● ÉNONCÉ ÉCRIT 1: Relevez tous les noms de lieux géographiques qui figurent dans le passage sur les mégalithes.

● BLOC DE TEXTE:
+ + +
Il mentionne également les alignements de Carnac, dont l'étude a permis à Alexandre Thom de déterminer l'unité de mesure utilisé, le “yard mégalithique” valant 0,829 m., et observe à ce propos :

« Il semble bien que le fait de dresser des monolithes réponde à un besoin de concrétiser un repère spatial que la lumière révèle, d'où l'attention particulière à l'emplacement topographique de la pierre dressée, d'où aussi les déplacements fréquents des pierres depuis les gîtes géologiques. L'endroit choisi pour l'implantation de la pierre est donc sans doute minutieusement choisi. La notion d'espace est de la même manière minutieusement calculée et se retrouve dans l'aménagement du territoire que les recherches archéologiques peuvent, dans le meilleur des cas, révéler. La place des mégalithes y est essentielle » (p.  51).

• 4 – Interprétations

astron11.jpgLes mégalithes font l'objet de multiples interprétations, dont la conclusion de Mohen (p. 53) donne un aperçu : « Ces mégalithes et monuments sont des indicateurs pour ceux qui les mettent en œuvre. Ils reflètent des visions cosmiques de ces premiers agriculteurs mais aussi des préoccupations ancestrales et topographiques, liées sans doute à la légitimité du terroir et à la protection des aïeuls ». Une précédente étude parue dans cette même revue (Haudry 2007-2008) fait écho à la théorie récente de Mahlstedt (2004), qui permet de donner un contenu à l'image indo-européenne du “ciel dans la pierre”, mais on s'en tiendra ici à leurs rapports avec le cycle annuel.

Le fait que les mégalithes apparaissent au Néolithique a suggéré une interprétation des rapports de leur disposition avec cycle annuel [cf. « Culture mégalithique et archéoastronomie », Y. Verheyden, in Nouvelle École n°42, 1985] : ils auraient constitué un premier calendrier agricole. Cette utilisation est une possibilité qui ne peut être écartée. Elle est confirmée à l'âge du bronze par la présence, sur le disque de Nebra et à Kokino (Macédoine), comme on l'a vu ci-dessus, des Pléiades, dont Hésiode rappelle que leur lever et leur coucher constituait des signaux pour l'agriculteur :

« Au lever des Pléiades, filles d'Atlas, commencez la moisson, les semailles à leur coucher. Elles restent, on le sait, quarante nuits et quarante jours invisibles ; mais, l'année poursuivant sa course, elles se mettent à reparaître quand on aiguise le fer. Voilà la loi des champs » (trad. Paul Mazon).
+ + +
● DONNÉES FOURNIES:

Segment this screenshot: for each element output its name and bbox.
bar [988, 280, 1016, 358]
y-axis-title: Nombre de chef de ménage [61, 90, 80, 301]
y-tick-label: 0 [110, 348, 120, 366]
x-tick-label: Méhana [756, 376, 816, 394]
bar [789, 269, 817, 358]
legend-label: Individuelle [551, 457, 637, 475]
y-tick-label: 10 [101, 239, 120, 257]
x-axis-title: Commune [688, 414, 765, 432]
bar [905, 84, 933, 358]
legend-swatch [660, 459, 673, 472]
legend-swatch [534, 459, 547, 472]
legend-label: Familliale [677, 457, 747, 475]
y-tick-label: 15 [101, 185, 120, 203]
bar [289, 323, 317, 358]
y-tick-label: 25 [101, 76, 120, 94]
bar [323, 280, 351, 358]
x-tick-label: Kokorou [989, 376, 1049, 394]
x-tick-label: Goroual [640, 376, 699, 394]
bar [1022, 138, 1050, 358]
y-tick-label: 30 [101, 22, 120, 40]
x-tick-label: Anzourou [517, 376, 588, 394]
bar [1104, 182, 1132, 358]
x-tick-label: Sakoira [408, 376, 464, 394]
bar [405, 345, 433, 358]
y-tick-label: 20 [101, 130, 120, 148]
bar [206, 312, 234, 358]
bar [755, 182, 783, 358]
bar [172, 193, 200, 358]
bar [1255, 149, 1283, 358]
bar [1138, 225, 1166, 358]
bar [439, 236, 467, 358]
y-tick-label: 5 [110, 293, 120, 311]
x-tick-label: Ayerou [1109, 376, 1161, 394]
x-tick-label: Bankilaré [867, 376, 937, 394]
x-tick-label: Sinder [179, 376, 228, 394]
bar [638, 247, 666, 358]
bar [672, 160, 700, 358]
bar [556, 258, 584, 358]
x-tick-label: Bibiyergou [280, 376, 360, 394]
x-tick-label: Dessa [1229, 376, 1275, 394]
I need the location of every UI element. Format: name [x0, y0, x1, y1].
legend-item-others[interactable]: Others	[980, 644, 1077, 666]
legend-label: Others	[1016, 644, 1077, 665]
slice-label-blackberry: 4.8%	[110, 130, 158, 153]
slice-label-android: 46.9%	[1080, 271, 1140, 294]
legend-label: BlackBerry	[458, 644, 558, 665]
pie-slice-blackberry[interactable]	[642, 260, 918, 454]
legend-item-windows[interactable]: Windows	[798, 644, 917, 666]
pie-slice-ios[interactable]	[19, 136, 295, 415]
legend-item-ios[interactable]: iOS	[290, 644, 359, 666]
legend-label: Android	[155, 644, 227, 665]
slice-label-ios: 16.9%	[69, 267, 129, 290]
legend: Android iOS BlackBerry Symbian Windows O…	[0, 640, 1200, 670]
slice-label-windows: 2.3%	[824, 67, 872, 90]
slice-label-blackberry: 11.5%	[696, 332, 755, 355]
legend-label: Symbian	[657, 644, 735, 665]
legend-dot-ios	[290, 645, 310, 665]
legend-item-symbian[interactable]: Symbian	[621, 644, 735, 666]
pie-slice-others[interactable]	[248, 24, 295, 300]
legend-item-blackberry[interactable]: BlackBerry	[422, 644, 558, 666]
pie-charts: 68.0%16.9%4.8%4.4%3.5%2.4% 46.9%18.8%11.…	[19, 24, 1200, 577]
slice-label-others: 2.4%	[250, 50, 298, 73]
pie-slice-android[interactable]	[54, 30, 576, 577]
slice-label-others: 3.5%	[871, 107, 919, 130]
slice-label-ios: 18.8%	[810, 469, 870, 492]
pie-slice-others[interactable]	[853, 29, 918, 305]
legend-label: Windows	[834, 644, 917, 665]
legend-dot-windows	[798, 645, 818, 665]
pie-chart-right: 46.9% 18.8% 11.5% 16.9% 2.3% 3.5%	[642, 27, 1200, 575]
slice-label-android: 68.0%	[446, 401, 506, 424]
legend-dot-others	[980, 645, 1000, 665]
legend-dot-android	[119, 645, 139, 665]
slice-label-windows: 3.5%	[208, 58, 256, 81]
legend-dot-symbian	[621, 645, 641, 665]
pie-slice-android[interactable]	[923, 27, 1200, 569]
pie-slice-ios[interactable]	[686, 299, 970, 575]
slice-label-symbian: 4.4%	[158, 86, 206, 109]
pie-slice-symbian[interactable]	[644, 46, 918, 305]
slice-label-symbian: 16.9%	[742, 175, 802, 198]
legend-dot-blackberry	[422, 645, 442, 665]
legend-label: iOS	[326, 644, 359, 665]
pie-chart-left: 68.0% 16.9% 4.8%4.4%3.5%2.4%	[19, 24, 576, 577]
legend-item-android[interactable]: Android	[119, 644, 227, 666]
+ + +
● ÉNONCÉ ÉCRIT 2: Transformez en liste numérotée tout ce qui va du tout début de la liste fournie jusqu'à la ligne contenant "y-tick-label: 10 [101, 239, 120, 257]", cette ligne comprise, sans les lignes vides.

● RÉPONSE COMPLÈTE 1:
- Carnac
- Nebra
- Kokino
- Macédoine

● RÉPONSE COMPLÈTE 2:
1. Segment this screenshot: for each element output its name and bbox.
2. bar [988, 280, 1016, 358]
3. y-axis-title: Nombre de chef de ménage [61, 90, 80, 301]
4. y-tick-label: 0 [110, 348, 120, 366]
5. x-tick-label: Méhana [756, 376, 816, 394]
6. bar [789, 269, 817, 358]
7. legend-label: Individuelle [551, 457, 637, 475]
8. y-tick-label: 10 [101, 239, 120, 257]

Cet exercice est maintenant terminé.